**Problem to work on:**
Copy out every line of the records below word for word, leaving out the pictures.

[START Provided data]

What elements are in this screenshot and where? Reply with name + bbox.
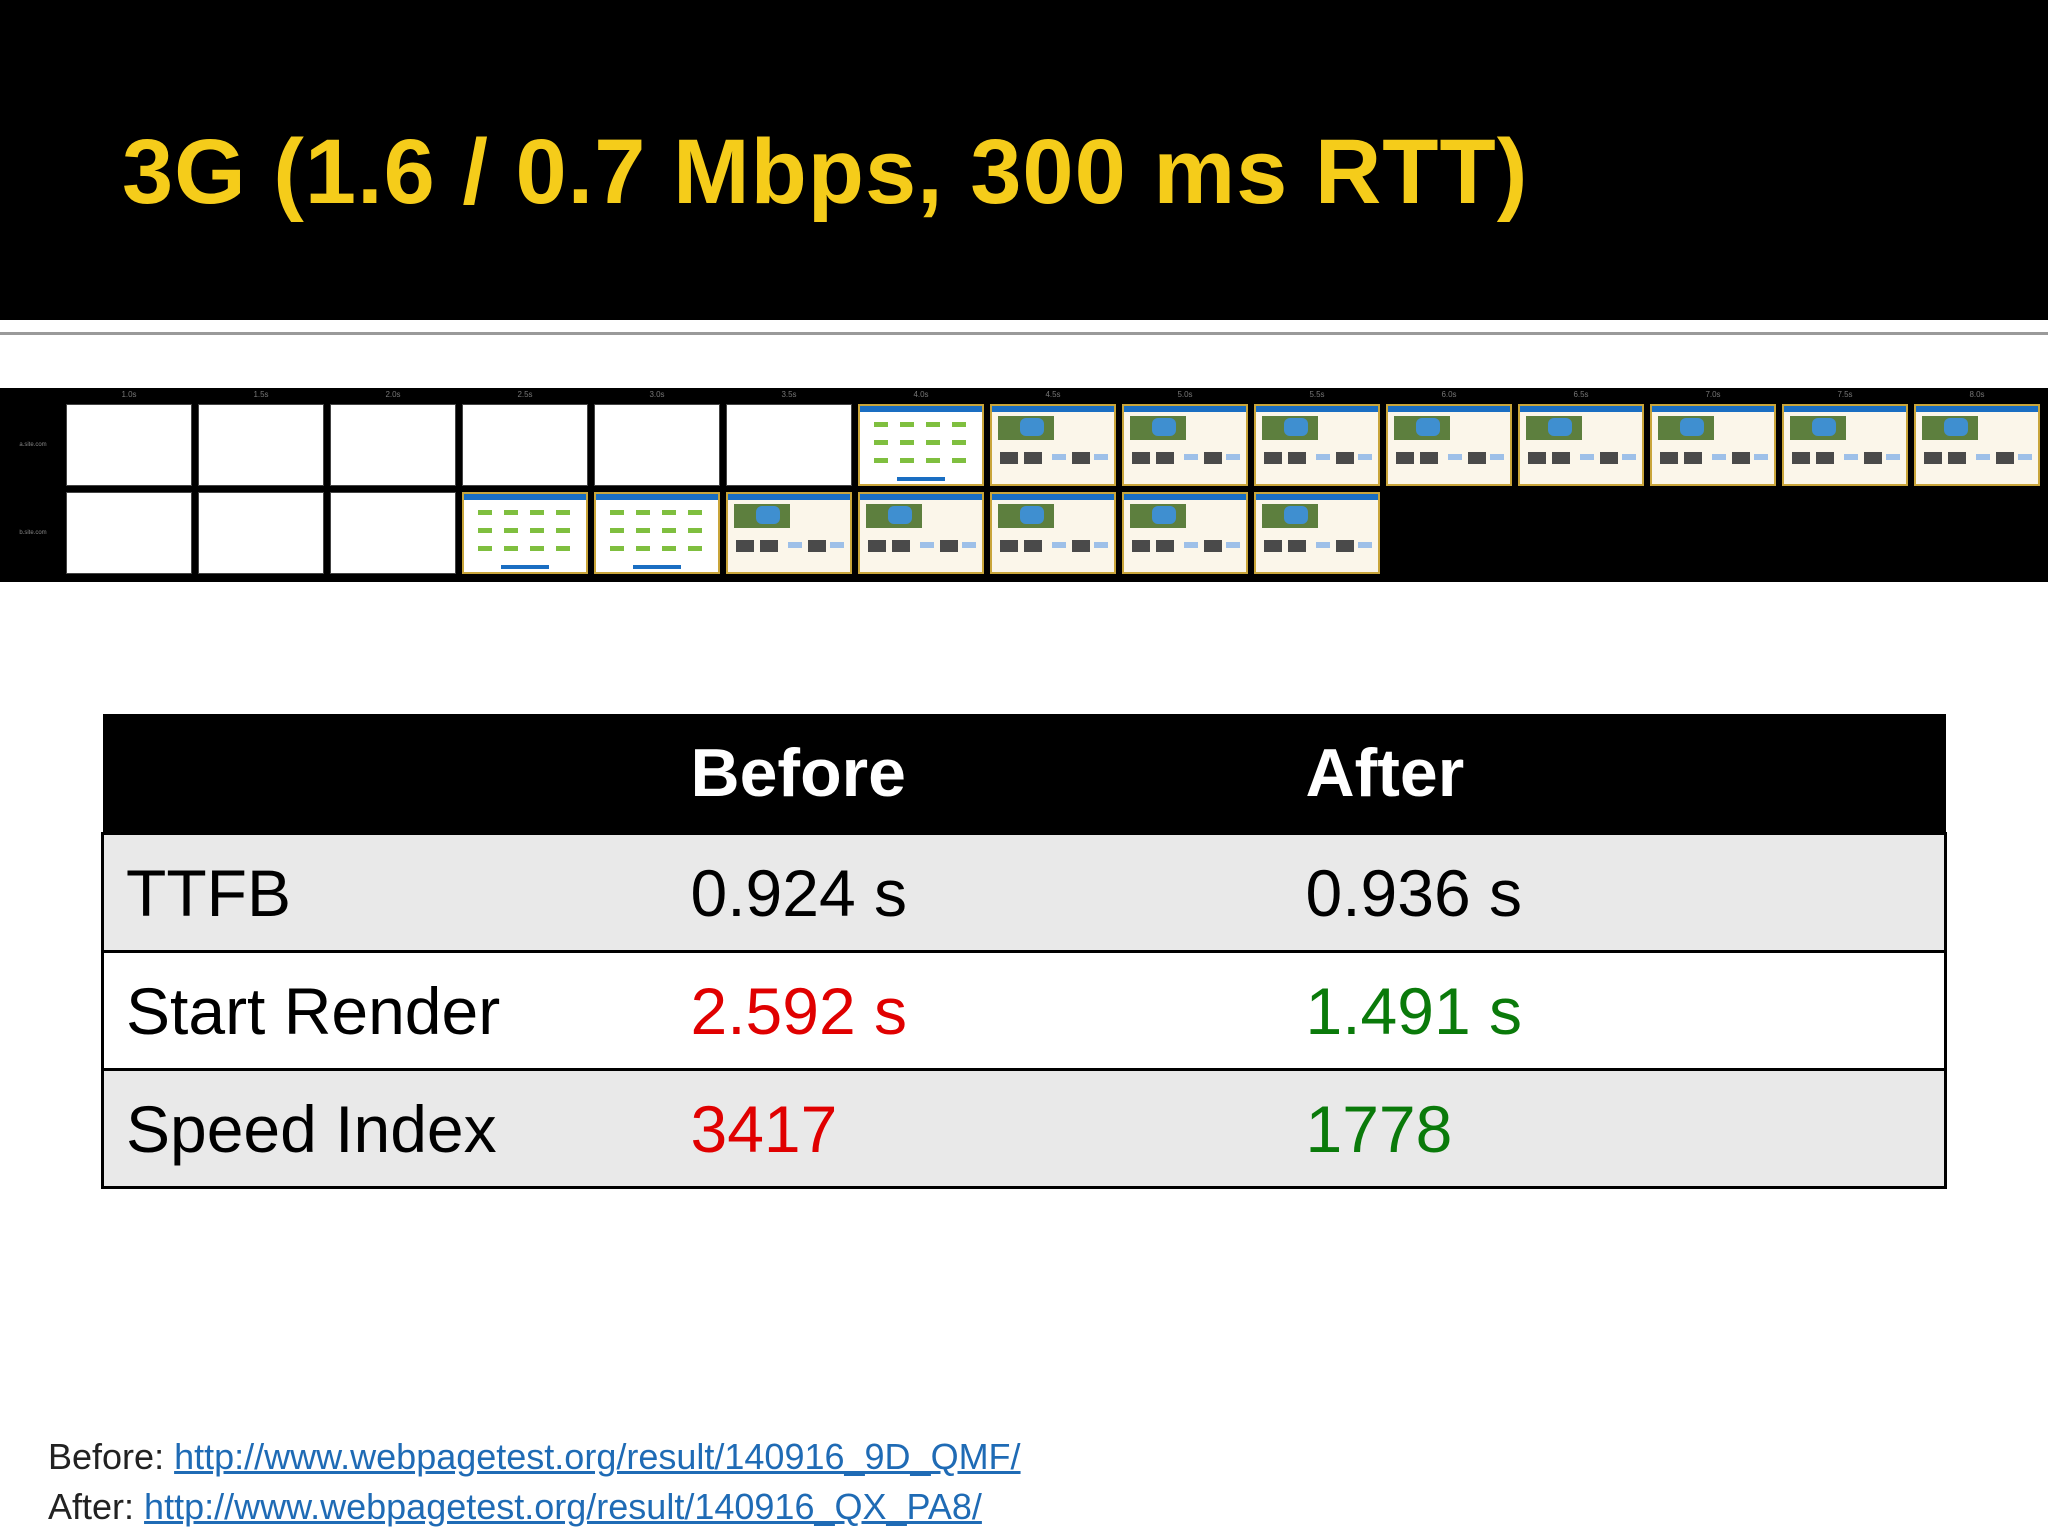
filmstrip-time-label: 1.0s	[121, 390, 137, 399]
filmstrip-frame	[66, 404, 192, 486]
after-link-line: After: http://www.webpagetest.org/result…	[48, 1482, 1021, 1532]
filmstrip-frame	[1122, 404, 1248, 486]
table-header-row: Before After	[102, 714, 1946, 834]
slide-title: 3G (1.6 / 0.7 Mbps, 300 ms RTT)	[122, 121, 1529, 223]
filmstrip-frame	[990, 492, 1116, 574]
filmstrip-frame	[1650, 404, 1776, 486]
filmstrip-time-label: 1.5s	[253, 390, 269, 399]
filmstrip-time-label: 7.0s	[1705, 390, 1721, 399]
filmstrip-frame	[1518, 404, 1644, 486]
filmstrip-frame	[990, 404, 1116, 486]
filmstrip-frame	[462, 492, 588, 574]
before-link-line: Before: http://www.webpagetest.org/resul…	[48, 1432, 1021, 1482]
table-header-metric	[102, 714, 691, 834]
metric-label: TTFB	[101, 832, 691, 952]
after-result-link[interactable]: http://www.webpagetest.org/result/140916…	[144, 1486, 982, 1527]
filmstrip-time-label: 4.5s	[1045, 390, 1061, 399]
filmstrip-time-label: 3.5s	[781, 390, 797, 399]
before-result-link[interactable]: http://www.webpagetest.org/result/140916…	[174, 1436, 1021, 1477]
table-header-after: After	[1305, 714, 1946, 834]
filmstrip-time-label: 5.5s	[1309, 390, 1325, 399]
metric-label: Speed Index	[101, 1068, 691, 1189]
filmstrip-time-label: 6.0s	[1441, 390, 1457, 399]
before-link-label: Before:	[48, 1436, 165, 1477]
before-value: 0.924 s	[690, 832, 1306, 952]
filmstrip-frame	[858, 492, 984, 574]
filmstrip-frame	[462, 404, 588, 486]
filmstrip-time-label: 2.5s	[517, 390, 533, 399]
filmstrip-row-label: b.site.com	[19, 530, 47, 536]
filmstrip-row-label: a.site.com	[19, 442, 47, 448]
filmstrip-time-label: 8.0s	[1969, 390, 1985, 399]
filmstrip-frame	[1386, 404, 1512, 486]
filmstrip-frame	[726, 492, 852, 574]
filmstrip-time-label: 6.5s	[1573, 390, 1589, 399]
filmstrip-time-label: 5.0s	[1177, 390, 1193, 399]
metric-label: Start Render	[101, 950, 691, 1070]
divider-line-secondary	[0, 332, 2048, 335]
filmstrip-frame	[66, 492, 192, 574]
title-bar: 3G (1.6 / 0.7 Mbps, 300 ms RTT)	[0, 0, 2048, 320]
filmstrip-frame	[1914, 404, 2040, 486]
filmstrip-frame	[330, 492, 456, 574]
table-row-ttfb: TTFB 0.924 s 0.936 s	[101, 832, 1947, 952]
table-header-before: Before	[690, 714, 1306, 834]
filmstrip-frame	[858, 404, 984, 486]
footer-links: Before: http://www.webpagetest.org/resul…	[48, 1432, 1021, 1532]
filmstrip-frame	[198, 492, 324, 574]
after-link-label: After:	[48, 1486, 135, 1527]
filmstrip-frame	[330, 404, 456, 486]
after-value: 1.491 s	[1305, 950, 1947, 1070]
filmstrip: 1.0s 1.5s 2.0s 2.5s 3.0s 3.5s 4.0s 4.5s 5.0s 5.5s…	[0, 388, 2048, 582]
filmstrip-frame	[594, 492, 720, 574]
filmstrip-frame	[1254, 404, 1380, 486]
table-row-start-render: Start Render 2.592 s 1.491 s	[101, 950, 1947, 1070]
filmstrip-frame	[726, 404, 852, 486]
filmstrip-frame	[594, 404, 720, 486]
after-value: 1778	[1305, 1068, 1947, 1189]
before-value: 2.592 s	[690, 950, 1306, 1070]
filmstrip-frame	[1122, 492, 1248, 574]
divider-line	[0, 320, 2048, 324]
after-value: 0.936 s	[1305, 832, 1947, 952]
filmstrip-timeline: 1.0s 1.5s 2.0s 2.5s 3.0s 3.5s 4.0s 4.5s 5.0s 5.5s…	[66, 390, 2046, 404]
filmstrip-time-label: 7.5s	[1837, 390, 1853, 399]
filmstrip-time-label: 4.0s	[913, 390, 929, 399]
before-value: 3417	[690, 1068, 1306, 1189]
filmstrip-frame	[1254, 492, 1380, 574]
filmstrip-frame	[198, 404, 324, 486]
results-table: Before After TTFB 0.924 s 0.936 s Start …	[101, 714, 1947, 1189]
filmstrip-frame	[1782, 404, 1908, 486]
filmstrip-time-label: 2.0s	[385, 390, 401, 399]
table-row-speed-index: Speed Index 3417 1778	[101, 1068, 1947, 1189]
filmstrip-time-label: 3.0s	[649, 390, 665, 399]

[END Provided data]

**Correct answer:**
What elements are in this screenshot and where? Reply with name + bbox.
filmstrip-time-label: 1.0s	[121, 390, 137, 399]
filmstrip-frame	[66, 404, 192, 486]
after-link-line: After: http://www.webpagetest.org/result…	[48, 1482, 1021, 1532]
filmstrip-frame	[1122, 404, 1248, 486]
table-header-row: Before After	[102, 714, 1946, 834]
slide-title: 3G (1.6 / 0.7 Mbps, 300 ms RTT)	[122, 121, 1529, 223]
filmstrip-frame	[990, 492, 1116, 574]
filmstrip-frame	[1650, 404, 1776, 486]
filmstrip-time-label: 1.5s	[253, 390, 269, 399]
filmstrip-time-label: 7.0s	[1705, 390, 1721, 399]
filmstrip-frame	[1518, 404, 1644, 486]
filmstrip-frame	[990, 404, 1116, 486]
filmstrip-frame	[462, 492, 588, 574]
before-link-line: Before: http://www.webpagetest.org/resul…	[48, 1432, 1021, 1482]
table-header-metric	[102, 714, 691, 834]
metric-label: TTFB	[101, 832, 691, 952]
after-result-link[interactable]: http://www.webpagetest.org/result/140916…	[144, 1486, 982, 1527]
filmstrip-time-label: 4.5s	[1045, 390, 1061, 399]
filmstrip-time-label: 3.5s	[781, 390, 797, 399]
before-result-link[interactable]: http://www.webpagetest.org/result/140916…	[174, 1436, 1021, 1477]
table-header-after: After	[1305, 714, 1946, 834]
filmstrip-time-label: 5.5s	[1309, 390, 1325, 399]
metric-label: Speed Index	[101, 1068, 691, 1189]
filmstrip-time-label: 6.0s	[1441, 390, 1457, 399]
before-link-label: Before:	[48, 1436, 165, 1477]
before-value: 0.924 s	[690, 832, 1306, 952]
filmstrip-frame	[858, 492, 984, 574]
filmstrip-frame	[462, 404, 588, 486]
filmstrip-time-label: 2.5s	[517, 390, 533, 399]
filmstrip-row-label: b.site.com	[19, 530, 47, 536]
filmstrip-row-label: a.site.com	[19, 442, 47, 448]
filmstrip-time-label: 8.0s	[1969, 390, 1985, 399]
filmstrip-frame	[1386, 404, 1512, 486]
filmstrip-frame	[726, 492, 852, 574]
filmstrip-time-label: 6.5s	[1573, 390, 1589, 399]
filmstrip-time-label: 5.0s	[1177, 390, 1193, 399]
metric-label: Start Render	[101, 950, 691, 1070]
divider-line-secondary	[0, 332, 2048, 335]
filmstrip-frame	[66, 492, 192, 574]
title-bar: 3G (1.6 / 0.7 Mbps, 300 ms RTT)	[0, 0, 2048, 320]
filmstrip-frame	[1914, 404, 2040, 486]
filmstrip-frame	[330, 492, 456, 574]
table-row-ttfb: TTFB 0.924 s 0.936 s	[101, 832, 1947, 952]
table-header-before: Before	[690, 714, 1306, 834]
filmstrip-frame	[858, 404, 984, 486]
footer-links: Before: http://www.webpagetest.org/resul…	[48, 1432, 1021, 1532]
filmstrip-frame	[198, 492, 324, 574]
after-link-label: After:	[48, 1486, 135, 1527]
filmstrip-frame	[330, 404, 456, 486]
after-value: 1.491 s	[1305, 950, 1947, 1070]
filmstrip: 1.0s 1.5s 2.0s 2.5s 3.0s 3.5s 4.0s 4.5s 5.0s 5.5s…	[0, 388, 2048, 582]
filmstrip-frame	[594, 492, 720, 574]
filmstrip-frame	[1254, 404, 1380, 486]
table-row-start-render: Start Render 2.592 s 1.491 s	[101, 950, 1947, 1070]
filmstrip-frame	[726, 404, 852, 486]
filmstrip-frame	[594, 404, 720, 486]
after-value: 1778	[1305, 1068, 1947, 1189]
before-value: 2.592 s	[690, 950, 1306, 1070]
filmstrip-frame	[1122, 492, 1248, 574]
divider-line	[0, 320, 2048, 324]
after-value: 0.936 s	[1305, 832, 1947, 952]
filmstrip-timeline: 1.0s 1.5s 2.0s 2.5s 3.0s 3.5s 4.0s 4.5s 5.0s 5.5s…	[66, 390, 2046, 404]
filmstrip-time-label: 7.5s	[1837, 390, 1853, 399]
filmstrip-time-label: 4.0s	[913, 390, 929, 399]
before-value: 3417	[690, 1068, 1306, 1189]
filmstrip-frame	[1254, 492, 1380, 574]
filmstrip-frame	[198, 404, 324, 486]
results-table: Before After TTFB 0.924 s 0.936 s Start …	[101, 714, 1947, 1189]
filmstrip-frame	[1782, 404, 1908, 486]
filmstrip-time-label: 2.0s	[385, 390, 401, 399]
table-row-speed-index: Speed Index 3417 1778	[101, 1068, 1947, 1189]
filmstrip-time-label: 3.0s	[649, 390, 665, 399]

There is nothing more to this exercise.